## WHAT TO DO
Edit the records below so that every occurrence of "candle-body" becomes "candlestick-body", keeping everything else the same.

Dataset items
┌──

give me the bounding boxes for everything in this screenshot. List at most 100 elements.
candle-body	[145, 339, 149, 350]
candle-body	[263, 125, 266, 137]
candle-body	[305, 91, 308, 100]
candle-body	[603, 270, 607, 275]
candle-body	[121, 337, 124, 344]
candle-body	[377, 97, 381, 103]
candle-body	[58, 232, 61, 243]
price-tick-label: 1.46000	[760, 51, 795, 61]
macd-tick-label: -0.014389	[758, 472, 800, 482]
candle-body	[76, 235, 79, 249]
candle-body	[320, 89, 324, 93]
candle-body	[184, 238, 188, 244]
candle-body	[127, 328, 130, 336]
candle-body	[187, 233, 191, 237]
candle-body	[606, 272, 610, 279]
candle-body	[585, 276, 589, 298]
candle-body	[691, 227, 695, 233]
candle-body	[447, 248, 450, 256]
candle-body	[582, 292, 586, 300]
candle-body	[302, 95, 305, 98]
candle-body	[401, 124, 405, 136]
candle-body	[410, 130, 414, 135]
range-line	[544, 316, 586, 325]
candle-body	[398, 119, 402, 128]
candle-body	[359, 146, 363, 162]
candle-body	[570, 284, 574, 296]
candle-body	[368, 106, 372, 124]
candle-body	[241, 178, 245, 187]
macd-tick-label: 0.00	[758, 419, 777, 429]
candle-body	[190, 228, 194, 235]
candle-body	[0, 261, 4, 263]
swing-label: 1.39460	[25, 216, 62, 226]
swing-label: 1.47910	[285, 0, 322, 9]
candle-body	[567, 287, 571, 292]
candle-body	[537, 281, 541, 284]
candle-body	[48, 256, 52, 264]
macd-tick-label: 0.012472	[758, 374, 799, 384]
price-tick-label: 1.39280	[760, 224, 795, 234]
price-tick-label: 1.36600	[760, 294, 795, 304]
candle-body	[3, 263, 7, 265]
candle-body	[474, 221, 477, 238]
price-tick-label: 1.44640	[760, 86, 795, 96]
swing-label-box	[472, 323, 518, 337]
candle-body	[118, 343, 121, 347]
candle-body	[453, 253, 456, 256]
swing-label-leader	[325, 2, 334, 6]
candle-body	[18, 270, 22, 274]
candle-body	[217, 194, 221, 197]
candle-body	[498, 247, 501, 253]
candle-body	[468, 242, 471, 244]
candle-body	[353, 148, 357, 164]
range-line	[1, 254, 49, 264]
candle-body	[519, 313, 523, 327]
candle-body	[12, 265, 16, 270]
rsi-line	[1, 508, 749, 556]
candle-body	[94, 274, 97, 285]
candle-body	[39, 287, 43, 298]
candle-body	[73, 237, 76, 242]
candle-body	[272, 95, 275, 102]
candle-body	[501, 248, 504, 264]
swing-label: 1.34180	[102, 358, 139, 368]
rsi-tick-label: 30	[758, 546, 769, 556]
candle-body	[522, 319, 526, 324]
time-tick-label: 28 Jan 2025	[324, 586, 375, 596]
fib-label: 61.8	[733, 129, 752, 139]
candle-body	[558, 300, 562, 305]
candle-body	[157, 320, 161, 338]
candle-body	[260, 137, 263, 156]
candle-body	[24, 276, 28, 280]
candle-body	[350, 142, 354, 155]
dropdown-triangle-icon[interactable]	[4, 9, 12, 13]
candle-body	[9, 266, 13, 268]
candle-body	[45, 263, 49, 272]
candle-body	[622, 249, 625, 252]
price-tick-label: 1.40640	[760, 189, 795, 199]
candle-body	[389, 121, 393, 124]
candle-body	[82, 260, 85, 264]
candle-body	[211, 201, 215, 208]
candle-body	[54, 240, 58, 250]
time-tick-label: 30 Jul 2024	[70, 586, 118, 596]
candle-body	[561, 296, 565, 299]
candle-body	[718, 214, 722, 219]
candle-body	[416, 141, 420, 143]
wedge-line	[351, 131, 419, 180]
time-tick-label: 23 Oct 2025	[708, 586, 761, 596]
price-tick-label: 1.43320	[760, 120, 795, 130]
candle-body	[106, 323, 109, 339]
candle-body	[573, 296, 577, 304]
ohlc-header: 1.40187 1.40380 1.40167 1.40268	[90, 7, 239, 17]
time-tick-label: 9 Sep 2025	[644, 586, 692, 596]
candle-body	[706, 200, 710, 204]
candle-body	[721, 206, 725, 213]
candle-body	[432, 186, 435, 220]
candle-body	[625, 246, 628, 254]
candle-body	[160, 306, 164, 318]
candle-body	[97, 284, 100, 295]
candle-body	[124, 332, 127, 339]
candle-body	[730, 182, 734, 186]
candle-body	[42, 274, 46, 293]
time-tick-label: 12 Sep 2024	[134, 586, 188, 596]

└──

## COMPLETE OUTPUT
give me the bounding boxes for everything in this screenshot. List at most 100 elements.
candlestick-body	[145, 339, 149, 350]
candlestick-body	[263, 125, 266, 137]
candlestick-body	[305, 91, 308, 100]
candlestick-body	[603, 270, 607, 275]
candlestick-body	[121, 337, 124, 344]
candlestick-body	[377, 97, 381, 103]
candlestick-body	[58, 232, 61, 243]
price-tick-label: 1.46000	[760, 51, 795, 61]
macd-tick-label: -0.014389	[758, 472, 800, 482]
candlestick-body	[76, 235, 79, 249]
candlestick-body	[320, 89, 324, 93]
candlestick-body	[184, 238, 188, 244]
candlestick-body	[127, 328, 130, 336]
candlestick-body	[187, 233, 191, 237]
candlestick-body	[606, 272, 610, 279]
candlestick-body	[585, 276, 589, 298]
candlestick-body	[691, 227, 695, 233]
candlestick-body	[447, 248, 450, 256]
candlestick-body	[582, 292, 586, 300]
candlestick-body	[302, 95, 305, 98]
candlestick-body	[401, 124, 405, 136]
candlestick-body	[410, 130, 414, 135]
range-line	[544, 316, 586, 325]
candlestick-body	[398, 119, 402, 128]
candlestick-body	[359, 146, 363, 162]
candlestick-body	[570, 284, 574, 296]
candlestick-body	[368, 106, 372, 124]
candlestick-body	[241, 178, 245, 187]
macd-tick-label: 0.00	[758, 419, 777, 429]
candlestick-body	[190, 228, 194, 235]
candlestick-body	[0, 261, 4, 263]
swing-label: 1.39460	[25, 216, 62, 226]
swing-label: 1.47910	[285, 0, 322, 9]
candlestick-body	[567, 287, 571, 292]
candlestick-body	[537, 281, 541, 284]
candlestick-body	[48, 256, 52, 264]
macd-tick-label: 0.012472	[758, 374, 799, 384]
price-tick-label: 1.39280	[760, 224, 795, 234]
price-tick-label: 1.36600	[760, 294, 795, 304]
candlestick-body	[3, 263, 7, 265]
candlestick-body	[474, 221, 477, 238]
price-tick-label: 1.44640	[760, 86, 795, 96]
swing-label-box	[472, 323, 518, 337]
candlestick-body	[118, 343, 121, 347]
candlestick-body	[453, 253, 456, 256]
swing-label-leader	[325, 2, 334, 6]
candlestick-body	[18, 270, 22, 274]
candlestick-body	[217, 194, 221, 197]
candlestick-body	[498, 247, 501, 253]
candlestick-body	[468, 242, 471, 244]
candlestick-body	[353, 148, 357, 164]
range-line	[1, 254, 49, 264]
candlestick-body	[519, 313, 523, 327]
candlestick-body	[12, 265, 16, 270]
rsi-line	[1, 508, 749, 556]
candlestick-body	[94, 274, 97, 285]
candlestick-body	[39, 287, 43, 298]
candlestick-body	[73, 237, 76, 242]
candlestick-body	[272, 95, 275, 102]
candlestick-body	[501, 248, 504, 264]
swing-label: 1.34180	[102, 358, 139, 368]
rsi-tick-label: 30	[758, 546, 769, 556]
candlestick-body	[522, 319, 526, 324]
time-tick-label: 28 Jan 2025	[324, 586, 375, 596]
fib-label: 61.8	[733, 129, 752, 139]
candlestick-body	[558, 300, 562, 305]
candlestick-body	[157, 320, 161, 338]
candlestick-body	[260, 137, 263, 156]
candlestick-body	[24, 276, 28, 280]
candlestick-body	[350, 142, 354, 155]
dropdown-triangle-icon[interactable]	[4, 9, 12, 13]
candlestick-body	[9, 266, 13, 268]
candlestick-body	[45, 263, 49, 272]
candlestick-body	[622, 249, 625, 252]
price-tick-label: 1.40640	[760, 189, 795, 199]
candlestick-body	[389, 121, 393, 124]
candlestick-body	[82, 260, 85, 264]
candlestick-body	[211, 201, 215, 208]
candlestick-body	[54, 240, 58, 250]
time-tick-label: 30 Jul 2024	[70, 586, 118, 596]
candlestick-body	[561, 296, 565, 299]
candlestick-body	[718, 214, 722, 219]
candlestick-body	[416, 141, 420, 143]
wedge-line	[351, 131, 419, 180]
time-tick-label: 23 Oct 2025	[708, 586, 761, 596]
price-tick-label: 1.43320	[760, 120, 795, 130]
candlestick-body	[106, 323, 109, 339]
candlestick-body	[573, 296, 577, 304]
ohlc-header: 1.40187 1.40380 1.40167 1.40268	[90, 7, 239, 17]
time-tick-label: 9 Sep 2025	[644, 586, 692, 596]
candlestick-body	[706, 200, 710, 204]
candlestick-body	[721, 206, 725, 213]
candlestick-body	[432, 186, 435, 220]
candlestick-body	[625, 246, 628, 254]
candlestick-body	[160, 306, 164, 318]
candlestick-body	[97, 284, 100, 295]
candlestick-body	[124, 332, 127, 339]
candlestick-body	[730, 182, 734, 186]
candlestick-body	[42, 274, 46, 293]
time-tick-label: 12 Sep 2024	[134, 586, 188, 596]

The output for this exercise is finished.